What is expected: Reproduce the listing below verbatim.

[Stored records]
==============================

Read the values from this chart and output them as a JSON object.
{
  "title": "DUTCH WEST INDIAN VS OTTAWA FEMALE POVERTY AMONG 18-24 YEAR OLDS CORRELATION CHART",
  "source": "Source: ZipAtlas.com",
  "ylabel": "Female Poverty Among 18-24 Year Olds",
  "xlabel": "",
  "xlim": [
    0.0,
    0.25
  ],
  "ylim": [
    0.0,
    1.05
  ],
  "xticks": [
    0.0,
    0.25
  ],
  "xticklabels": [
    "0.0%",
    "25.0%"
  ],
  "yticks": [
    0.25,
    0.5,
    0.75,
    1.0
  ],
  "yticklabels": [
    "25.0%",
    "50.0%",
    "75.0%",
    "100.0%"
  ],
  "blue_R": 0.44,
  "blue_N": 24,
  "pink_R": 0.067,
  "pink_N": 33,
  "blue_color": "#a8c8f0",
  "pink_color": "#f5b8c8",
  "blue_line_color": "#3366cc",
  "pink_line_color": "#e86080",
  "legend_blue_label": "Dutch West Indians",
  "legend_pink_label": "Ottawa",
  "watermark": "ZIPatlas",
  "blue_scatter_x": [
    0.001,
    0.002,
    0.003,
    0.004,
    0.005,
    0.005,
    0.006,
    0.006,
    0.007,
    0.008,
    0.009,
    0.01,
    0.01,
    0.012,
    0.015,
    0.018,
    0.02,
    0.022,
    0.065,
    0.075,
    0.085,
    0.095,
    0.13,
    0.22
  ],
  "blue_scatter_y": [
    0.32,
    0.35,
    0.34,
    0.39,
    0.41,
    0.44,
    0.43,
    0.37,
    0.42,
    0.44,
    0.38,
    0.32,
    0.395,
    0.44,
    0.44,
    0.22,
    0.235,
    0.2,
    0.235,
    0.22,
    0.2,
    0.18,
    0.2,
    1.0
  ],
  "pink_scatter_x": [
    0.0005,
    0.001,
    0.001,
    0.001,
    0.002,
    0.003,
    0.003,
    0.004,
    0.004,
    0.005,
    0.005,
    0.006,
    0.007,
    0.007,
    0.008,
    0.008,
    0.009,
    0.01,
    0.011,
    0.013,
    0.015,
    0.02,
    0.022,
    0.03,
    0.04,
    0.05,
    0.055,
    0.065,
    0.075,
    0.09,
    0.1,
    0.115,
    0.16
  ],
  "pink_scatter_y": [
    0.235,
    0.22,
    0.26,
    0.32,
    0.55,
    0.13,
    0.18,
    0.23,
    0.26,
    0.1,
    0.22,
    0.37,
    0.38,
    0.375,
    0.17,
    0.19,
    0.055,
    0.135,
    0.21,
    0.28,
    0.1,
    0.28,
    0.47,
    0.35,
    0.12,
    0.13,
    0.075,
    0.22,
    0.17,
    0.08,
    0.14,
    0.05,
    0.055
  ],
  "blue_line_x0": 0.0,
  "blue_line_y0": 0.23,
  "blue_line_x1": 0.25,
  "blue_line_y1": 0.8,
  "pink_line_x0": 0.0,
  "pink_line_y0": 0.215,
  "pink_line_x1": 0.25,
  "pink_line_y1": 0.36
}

==============================

Response to the task:
Read the values from this chart and output them as a JSON object.
{
  "title": "DUTCH WEST INDIAN VS OTTAWA FEMALE POVERTY AMONG 18-24 YEAR OLDS CORRELATION CHART",
  "source": "Source: ZipAtlas.com",
  "ylabel": "Female Poverty Among 18-24 Year Olds",
  "xlabel": "",
  "xlim": [
    0.0,
    0.25
  ],
  "ylim": [
    0.0,
    1.05
  ],
  "xticks": [
    0.0,
    0.25
  ],
  "xticklabels": [
    "0.0%",
    "25.0%"
  ],
  "yticks": [
    0.25,
    0.5,
    0.75,
    1.0
  ],
  "yticklabels": [
    "25.0%",
    "50.0%",
    "75.0%",
    "100.0%"
  ],
  "blue_R": 0.44,
  "blue_N": 24,
  "pink_R": 0.067,
  "pink_N": 33,
  "blue_color": "#a8c8f0",
  "pink_color": "#f5b8c8",
  "blue_line_color": "#3366cc",
  "pink_line_color": "#e86080",
  "legend_blue_label": "Dutch West Indians",
  "legend_pink_label": "Ottawa",
  "watermark": "ZIPatlas",
  "blue_scatter_x": [
    0.001,
    0.002,
    0.003,
    0.004,
    0.005,
    0.005,
    0.006,
    0.006,
    0.007,
    0.008,
    0.009,
    0.01,
    0.01,
    0.012,
    0.015,
    0.018,
    0.02,
    0.022,
    0.065,
    0.075,
    0.085,
    0.095,
    0.13,
    0.22
  ],
  "blue_scatter_y": [
    0.32,
    0.35,
    0.34,
    0.39,
    0.41,
    0.44,
    0.43,
    0.37,
    0.42,
    0.44,
    0.38,
    0.32,
    0.395,
    0.44,
    0.44,
    0.22,
    0.235,
    0.2,
    0.235,
    0.22,
    0.2,
    0.18,
    0.2,
    1.0
  ],
  "pink_scatter_x": [
    0.0005,
    0.001,
    0.001,
    0.001,
    0.002,
    0.003,
    0.003,
    0.004,
    0.004,
    0.005,
    0.005,
    0.006,
    0.007,
    0.007,
    0.008,
    0.008,
    0.009,
    0.01,
    0.011,
    0.013,
    0.015,
    0.02,
    0.022,
    0.03,
    0.04,
    0.05,
    0.055,
    0.065,
    0.075,
    0.09,
    0.1,
    0.115,
    0.16
  ],
  "pink_scatter_y": [
    0.235,
    0.22,
    0.26,
    0.32,
    0.55,
    0.13,
    0.18,
    0.23,
    0.26,
    0.1,
    0.22,
    0.37,
    0.38,
    0.375,
    0.17,
    0.19,
    0.055,
    0.135,
    0.21,
    0.28,
    0.1,
    0.28,
    0.47,
    0.35,
    0.12,
    0.13,
    0.075,
    0.22,
    0.17,
    0.08,
    0.14,
    0.05,
    0.055
  ],
  "blue_line_x0": 0.0,
  "blue_line_y0": 0.23,
  "blue_line_x1": 0.25,
  "blue_line_y1": 0.8,
  "pink_line_x0": 0.0,
  "pink_line_y0": 0.215,
  "pink_line_x1": 0.25,
  "pink_line_y1": 0.36
}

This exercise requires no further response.